§ Exercise task: Locate the lines of the listing below that hold "Convert", then copy each of them.

§ Material supplied:
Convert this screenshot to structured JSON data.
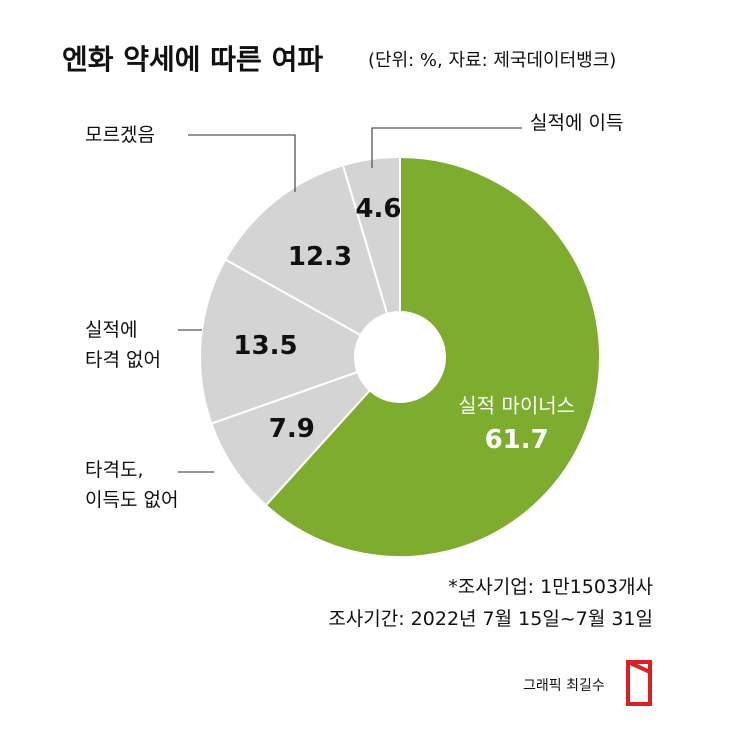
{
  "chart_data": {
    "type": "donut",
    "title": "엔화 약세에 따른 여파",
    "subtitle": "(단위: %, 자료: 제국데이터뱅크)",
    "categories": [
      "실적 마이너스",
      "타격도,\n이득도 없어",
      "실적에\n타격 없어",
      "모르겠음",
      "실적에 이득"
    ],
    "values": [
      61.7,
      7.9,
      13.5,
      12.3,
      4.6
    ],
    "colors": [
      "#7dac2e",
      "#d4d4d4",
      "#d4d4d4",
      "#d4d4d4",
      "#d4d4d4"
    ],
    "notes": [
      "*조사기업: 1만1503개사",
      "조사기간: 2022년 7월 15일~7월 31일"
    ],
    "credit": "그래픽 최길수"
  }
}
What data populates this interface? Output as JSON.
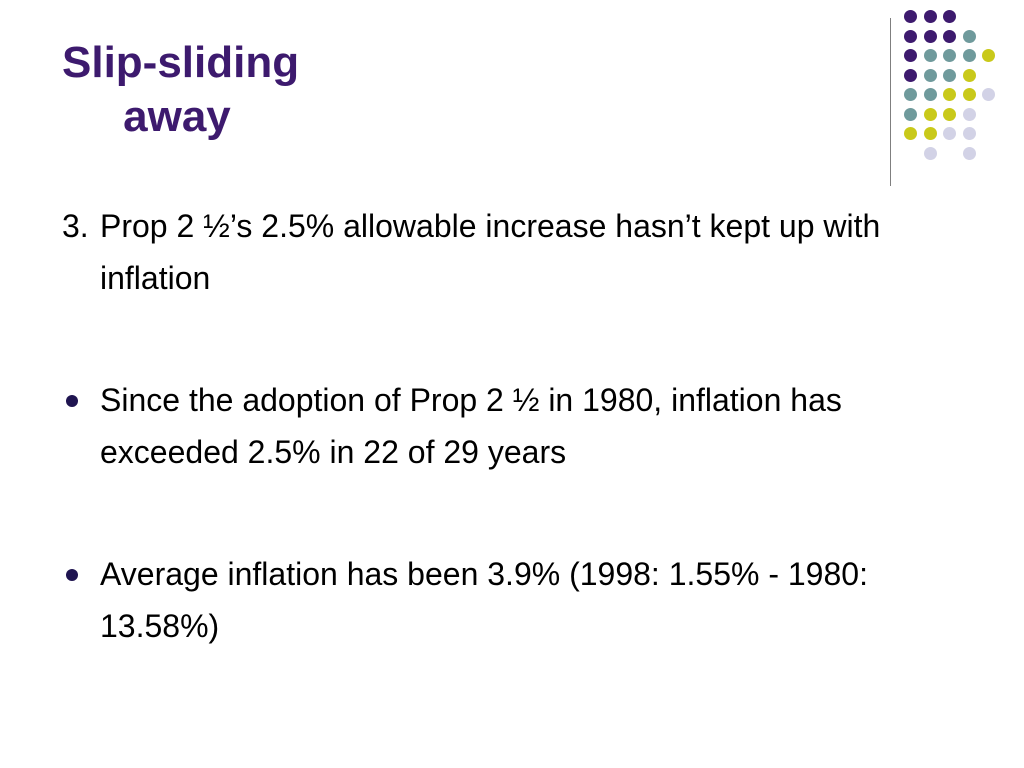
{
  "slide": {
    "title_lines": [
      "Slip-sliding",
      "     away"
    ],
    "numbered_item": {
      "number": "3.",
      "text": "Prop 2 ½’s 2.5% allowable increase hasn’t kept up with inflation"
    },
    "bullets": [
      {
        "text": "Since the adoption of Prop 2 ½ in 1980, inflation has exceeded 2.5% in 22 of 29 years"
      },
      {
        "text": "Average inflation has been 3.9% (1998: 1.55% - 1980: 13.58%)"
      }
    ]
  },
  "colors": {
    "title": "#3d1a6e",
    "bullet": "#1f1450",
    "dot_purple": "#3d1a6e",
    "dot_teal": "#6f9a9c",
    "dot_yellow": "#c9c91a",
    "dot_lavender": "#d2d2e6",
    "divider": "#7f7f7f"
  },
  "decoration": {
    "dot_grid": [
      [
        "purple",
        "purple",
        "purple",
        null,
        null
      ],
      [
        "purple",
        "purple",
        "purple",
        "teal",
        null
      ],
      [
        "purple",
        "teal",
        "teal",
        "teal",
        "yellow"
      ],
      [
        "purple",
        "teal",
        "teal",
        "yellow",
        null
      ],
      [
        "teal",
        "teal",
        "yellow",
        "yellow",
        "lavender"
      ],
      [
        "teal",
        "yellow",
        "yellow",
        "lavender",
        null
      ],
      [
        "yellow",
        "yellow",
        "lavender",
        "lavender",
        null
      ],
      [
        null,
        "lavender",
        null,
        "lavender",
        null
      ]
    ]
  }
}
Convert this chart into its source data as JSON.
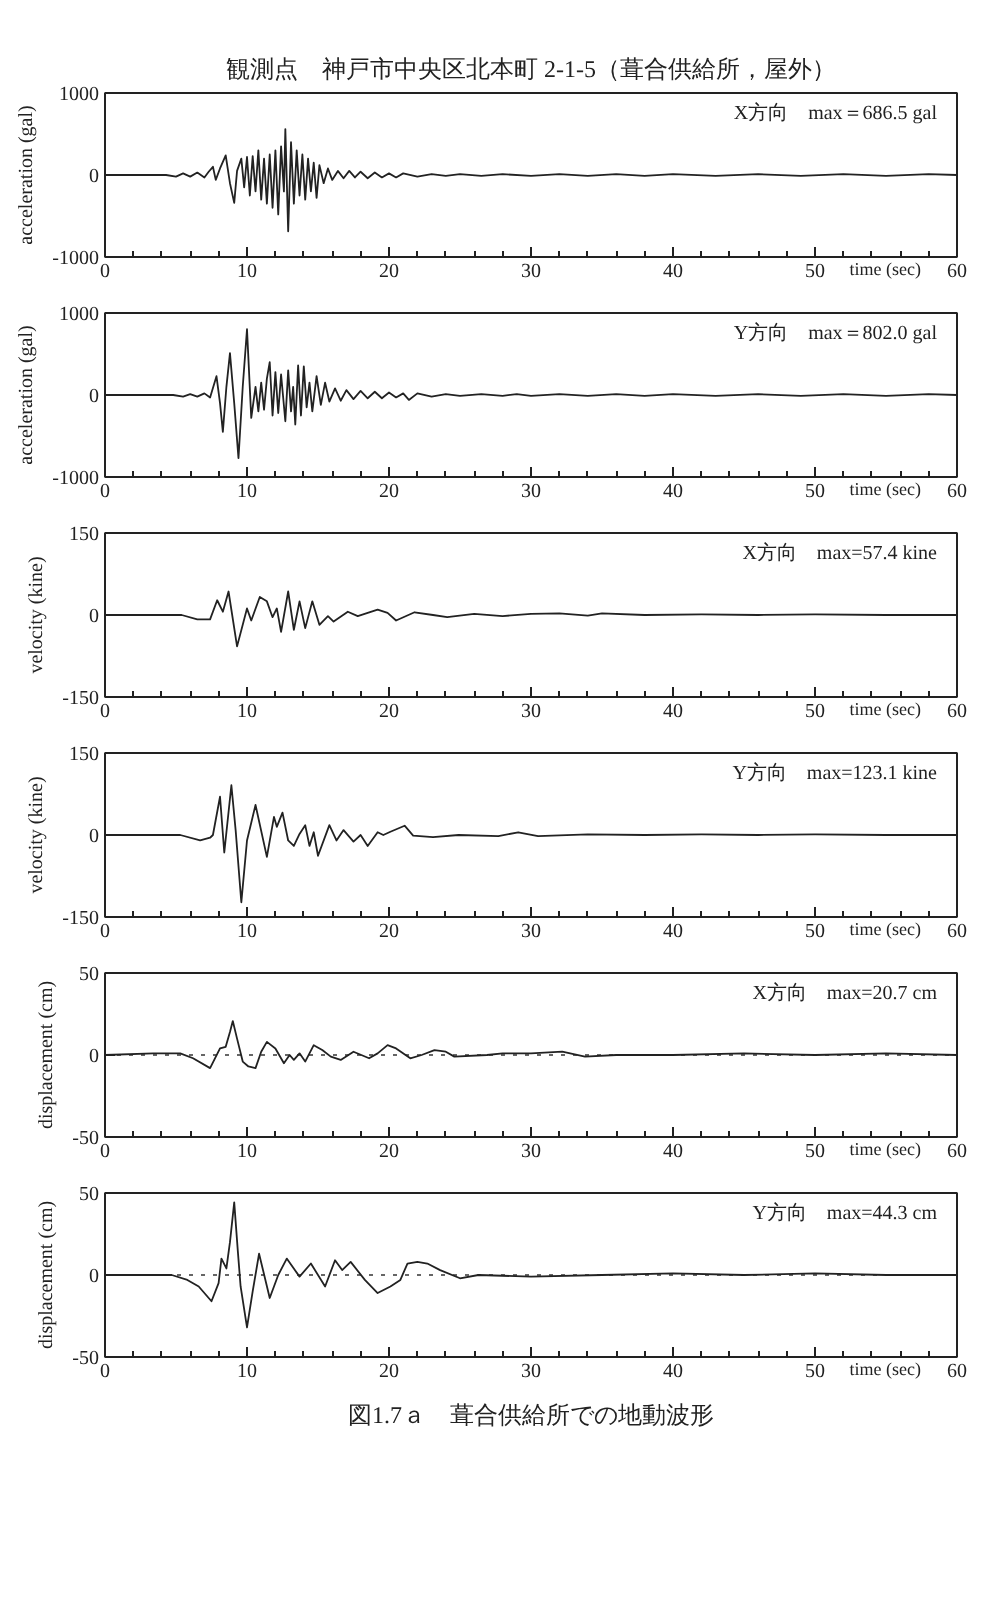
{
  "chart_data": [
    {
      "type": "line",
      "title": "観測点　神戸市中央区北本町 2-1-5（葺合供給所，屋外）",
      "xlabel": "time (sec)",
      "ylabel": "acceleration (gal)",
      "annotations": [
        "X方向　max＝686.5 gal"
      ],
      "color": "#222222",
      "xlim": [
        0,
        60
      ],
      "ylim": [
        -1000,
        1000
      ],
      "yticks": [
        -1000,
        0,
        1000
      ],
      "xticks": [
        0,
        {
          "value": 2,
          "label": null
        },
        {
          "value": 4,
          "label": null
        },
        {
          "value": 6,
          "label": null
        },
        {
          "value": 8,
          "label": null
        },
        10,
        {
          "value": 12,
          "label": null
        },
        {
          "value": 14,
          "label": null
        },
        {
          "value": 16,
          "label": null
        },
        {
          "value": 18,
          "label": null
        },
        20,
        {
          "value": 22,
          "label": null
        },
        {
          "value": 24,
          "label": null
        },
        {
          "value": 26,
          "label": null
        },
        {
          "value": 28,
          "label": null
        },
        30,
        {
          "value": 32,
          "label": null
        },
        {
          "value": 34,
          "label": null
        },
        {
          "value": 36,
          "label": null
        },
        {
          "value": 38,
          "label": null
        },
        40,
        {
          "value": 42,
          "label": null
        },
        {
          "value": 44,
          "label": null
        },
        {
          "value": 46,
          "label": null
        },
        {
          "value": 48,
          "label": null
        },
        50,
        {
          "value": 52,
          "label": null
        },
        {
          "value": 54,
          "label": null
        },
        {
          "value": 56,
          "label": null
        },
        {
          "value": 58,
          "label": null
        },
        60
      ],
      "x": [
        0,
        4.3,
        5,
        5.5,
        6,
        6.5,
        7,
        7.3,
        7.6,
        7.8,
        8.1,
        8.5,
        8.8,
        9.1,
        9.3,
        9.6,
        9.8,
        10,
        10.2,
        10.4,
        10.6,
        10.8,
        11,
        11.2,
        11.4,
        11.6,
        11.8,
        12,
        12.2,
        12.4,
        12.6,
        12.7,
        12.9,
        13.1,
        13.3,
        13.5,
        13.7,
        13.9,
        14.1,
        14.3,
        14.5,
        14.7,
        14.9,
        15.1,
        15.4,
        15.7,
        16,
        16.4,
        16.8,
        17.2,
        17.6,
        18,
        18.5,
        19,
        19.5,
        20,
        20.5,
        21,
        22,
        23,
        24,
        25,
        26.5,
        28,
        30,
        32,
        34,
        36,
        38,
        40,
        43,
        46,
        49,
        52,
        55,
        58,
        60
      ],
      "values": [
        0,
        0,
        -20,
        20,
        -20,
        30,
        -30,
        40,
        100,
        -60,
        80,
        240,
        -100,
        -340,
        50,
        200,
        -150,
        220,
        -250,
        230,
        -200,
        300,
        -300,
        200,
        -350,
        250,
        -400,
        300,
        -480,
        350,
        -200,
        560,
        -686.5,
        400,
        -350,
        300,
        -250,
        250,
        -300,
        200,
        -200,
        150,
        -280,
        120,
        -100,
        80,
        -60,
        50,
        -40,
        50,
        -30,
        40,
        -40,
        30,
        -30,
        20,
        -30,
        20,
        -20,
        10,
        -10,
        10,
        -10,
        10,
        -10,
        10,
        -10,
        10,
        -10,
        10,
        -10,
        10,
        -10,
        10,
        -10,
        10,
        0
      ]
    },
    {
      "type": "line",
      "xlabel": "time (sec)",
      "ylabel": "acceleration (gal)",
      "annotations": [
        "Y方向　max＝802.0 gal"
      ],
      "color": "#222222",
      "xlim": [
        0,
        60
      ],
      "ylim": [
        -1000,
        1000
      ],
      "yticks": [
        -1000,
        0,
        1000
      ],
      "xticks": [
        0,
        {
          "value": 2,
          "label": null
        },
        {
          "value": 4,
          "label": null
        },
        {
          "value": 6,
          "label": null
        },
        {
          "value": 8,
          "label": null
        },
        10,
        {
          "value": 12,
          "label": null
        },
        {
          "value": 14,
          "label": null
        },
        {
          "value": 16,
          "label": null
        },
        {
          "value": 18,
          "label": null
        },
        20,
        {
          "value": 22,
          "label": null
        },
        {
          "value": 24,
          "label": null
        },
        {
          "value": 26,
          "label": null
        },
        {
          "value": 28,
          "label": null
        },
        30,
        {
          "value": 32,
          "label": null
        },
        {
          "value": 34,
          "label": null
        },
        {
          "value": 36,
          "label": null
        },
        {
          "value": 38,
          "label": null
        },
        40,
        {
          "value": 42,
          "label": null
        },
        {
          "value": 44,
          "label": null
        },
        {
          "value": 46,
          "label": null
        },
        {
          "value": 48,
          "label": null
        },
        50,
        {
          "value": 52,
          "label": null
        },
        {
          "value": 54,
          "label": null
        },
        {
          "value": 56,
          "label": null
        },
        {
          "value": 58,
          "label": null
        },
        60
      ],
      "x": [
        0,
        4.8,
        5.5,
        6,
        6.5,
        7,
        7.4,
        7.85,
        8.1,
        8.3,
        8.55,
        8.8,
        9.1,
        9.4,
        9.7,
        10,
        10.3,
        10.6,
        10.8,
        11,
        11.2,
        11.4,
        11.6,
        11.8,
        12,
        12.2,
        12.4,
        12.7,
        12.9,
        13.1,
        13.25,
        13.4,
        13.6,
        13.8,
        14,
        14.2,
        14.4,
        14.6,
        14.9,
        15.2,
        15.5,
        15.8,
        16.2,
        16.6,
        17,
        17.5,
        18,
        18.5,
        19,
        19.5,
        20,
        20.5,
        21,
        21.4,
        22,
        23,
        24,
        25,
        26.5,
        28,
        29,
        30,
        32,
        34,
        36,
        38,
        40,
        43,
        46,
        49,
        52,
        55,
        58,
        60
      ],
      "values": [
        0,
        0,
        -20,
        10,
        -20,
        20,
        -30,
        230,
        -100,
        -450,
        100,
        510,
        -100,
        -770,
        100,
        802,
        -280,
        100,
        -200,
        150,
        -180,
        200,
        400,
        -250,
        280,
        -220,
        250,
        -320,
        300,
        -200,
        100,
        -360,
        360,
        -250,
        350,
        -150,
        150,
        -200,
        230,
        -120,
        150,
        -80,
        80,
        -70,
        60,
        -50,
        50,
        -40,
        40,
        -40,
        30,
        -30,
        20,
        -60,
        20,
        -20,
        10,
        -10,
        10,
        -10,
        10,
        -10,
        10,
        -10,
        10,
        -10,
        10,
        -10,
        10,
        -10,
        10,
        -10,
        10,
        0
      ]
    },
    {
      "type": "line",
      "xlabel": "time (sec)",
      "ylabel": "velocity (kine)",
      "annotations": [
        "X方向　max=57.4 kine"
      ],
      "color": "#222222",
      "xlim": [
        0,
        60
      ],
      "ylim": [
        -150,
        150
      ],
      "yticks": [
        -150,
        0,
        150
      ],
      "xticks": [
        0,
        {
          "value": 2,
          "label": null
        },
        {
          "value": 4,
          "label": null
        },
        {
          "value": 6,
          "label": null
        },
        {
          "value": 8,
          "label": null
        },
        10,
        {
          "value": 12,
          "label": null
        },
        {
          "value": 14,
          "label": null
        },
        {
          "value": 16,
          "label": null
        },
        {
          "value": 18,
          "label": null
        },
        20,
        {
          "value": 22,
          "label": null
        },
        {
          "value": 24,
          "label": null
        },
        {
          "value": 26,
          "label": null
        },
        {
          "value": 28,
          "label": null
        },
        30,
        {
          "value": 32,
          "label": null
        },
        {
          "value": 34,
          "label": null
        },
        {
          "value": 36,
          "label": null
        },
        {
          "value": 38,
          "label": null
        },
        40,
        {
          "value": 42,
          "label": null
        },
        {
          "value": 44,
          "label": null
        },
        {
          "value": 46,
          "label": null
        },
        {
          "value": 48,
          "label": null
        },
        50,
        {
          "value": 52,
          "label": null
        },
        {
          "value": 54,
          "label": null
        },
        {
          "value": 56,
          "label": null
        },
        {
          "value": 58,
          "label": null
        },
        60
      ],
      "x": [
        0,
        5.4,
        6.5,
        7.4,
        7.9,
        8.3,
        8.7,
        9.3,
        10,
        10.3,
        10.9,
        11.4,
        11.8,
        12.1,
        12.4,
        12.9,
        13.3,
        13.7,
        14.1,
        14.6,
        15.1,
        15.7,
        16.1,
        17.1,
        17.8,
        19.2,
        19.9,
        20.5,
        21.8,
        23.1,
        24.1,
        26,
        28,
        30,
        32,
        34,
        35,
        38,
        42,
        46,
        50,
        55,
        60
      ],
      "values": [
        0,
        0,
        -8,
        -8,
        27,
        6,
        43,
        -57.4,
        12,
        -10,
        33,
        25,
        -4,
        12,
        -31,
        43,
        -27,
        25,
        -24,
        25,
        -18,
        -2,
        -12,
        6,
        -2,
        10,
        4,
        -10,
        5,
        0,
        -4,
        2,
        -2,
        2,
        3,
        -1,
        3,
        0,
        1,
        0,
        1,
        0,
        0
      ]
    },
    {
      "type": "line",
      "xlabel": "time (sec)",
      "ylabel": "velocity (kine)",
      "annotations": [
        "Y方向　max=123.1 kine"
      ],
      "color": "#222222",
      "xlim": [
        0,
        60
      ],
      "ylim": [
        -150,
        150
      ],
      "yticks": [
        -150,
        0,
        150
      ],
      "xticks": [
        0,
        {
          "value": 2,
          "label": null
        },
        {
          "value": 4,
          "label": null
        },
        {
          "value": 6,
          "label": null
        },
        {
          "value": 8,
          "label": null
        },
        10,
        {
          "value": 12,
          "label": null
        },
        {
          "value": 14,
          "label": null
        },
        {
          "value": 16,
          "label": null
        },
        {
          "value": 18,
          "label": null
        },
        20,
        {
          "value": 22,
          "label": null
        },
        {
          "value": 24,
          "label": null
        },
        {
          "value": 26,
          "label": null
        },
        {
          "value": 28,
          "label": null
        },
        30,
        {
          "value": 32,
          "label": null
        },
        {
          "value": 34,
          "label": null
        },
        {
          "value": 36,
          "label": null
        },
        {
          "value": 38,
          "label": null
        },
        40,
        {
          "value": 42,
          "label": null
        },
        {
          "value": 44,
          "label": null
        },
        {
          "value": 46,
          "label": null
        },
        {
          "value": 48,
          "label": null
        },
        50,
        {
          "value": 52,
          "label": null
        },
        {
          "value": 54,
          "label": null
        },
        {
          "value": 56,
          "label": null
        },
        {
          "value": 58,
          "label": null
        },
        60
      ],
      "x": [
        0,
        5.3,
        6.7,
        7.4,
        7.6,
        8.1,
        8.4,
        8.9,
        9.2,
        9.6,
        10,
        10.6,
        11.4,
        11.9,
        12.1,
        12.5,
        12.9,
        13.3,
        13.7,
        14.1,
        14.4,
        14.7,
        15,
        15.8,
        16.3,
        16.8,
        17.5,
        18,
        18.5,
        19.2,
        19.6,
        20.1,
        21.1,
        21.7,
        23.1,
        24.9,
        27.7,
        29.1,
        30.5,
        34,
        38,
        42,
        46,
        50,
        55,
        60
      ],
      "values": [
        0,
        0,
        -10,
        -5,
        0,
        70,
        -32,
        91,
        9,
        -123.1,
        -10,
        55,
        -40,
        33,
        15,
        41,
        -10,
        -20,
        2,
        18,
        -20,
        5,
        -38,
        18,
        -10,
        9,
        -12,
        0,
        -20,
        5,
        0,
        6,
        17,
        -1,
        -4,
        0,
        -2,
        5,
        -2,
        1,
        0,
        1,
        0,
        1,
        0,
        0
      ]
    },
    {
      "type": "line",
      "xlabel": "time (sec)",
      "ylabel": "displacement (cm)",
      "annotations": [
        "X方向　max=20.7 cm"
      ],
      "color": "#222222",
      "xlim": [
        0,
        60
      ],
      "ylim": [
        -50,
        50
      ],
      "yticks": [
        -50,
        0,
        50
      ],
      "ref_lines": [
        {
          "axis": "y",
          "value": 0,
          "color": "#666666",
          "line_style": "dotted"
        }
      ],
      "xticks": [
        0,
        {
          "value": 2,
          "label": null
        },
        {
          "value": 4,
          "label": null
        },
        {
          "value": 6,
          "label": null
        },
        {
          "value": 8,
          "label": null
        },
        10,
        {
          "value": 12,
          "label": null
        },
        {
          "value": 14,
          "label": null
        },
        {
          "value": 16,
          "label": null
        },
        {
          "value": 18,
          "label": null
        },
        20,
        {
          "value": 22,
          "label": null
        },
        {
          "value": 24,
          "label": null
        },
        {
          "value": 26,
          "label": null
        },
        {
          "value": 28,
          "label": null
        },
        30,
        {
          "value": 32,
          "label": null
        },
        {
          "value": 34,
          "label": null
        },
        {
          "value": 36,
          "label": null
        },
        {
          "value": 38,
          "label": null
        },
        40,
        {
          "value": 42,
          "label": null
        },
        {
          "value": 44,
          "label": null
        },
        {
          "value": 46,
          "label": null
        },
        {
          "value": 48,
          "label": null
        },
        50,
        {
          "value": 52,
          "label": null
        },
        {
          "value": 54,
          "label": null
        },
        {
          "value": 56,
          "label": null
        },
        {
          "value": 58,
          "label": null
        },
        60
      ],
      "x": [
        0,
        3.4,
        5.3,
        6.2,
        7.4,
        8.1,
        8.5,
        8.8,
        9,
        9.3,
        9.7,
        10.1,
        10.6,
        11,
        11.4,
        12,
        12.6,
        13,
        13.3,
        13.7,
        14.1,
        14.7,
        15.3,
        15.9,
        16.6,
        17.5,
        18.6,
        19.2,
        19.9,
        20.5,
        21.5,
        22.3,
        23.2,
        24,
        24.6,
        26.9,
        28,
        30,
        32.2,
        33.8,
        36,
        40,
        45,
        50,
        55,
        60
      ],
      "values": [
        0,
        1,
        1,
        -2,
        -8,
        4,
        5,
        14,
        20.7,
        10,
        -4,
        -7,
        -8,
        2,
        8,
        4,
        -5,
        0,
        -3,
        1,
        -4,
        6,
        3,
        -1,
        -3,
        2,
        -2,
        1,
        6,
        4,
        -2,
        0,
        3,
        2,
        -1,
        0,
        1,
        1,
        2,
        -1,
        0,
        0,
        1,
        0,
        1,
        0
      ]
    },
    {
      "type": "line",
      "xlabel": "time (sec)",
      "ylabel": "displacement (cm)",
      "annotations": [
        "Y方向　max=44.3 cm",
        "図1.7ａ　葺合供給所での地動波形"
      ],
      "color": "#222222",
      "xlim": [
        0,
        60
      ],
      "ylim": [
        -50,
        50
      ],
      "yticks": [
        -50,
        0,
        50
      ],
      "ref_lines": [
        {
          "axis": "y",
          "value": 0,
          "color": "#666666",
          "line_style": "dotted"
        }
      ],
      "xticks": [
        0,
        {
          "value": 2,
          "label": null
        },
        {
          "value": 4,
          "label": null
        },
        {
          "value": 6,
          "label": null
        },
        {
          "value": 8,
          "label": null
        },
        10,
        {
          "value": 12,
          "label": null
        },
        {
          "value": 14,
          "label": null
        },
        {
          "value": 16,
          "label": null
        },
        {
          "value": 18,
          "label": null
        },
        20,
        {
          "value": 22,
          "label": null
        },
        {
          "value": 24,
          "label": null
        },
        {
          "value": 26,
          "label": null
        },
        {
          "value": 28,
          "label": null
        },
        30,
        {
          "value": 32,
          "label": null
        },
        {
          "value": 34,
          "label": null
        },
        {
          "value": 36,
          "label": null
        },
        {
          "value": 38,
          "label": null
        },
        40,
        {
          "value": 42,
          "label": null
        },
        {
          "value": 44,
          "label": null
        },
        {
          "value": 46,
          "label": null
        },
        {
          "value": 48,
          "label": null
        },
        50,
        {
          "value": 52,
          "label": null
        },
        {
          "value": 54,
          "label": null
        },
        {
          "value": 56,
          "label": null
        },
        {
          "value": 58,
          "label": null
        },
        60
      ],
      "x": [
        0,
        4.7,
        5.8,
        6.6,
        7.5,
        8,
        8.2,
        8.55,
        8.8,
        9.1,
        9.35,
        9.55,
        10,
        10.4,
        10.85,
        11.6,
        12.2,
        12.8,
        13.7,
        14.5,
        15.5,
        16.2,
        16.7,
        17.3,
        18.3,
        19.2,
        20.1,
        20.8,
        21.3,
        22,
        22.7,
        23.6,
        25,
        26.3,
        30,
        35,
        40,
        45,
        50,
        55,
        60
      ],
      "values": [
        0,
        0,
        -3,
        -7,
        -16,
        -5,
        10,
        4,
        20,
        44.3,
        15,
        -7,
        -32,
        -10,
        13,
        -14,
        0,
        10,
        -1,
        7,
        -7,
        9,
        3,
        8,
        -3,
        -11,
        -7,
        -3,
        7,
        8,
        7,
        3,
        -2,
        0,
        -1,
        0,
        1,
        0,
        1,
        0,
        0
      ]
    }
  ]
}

§ Output below:
Convert this screenshot to structured JSON data.
Convert this chart into its source data as JSON.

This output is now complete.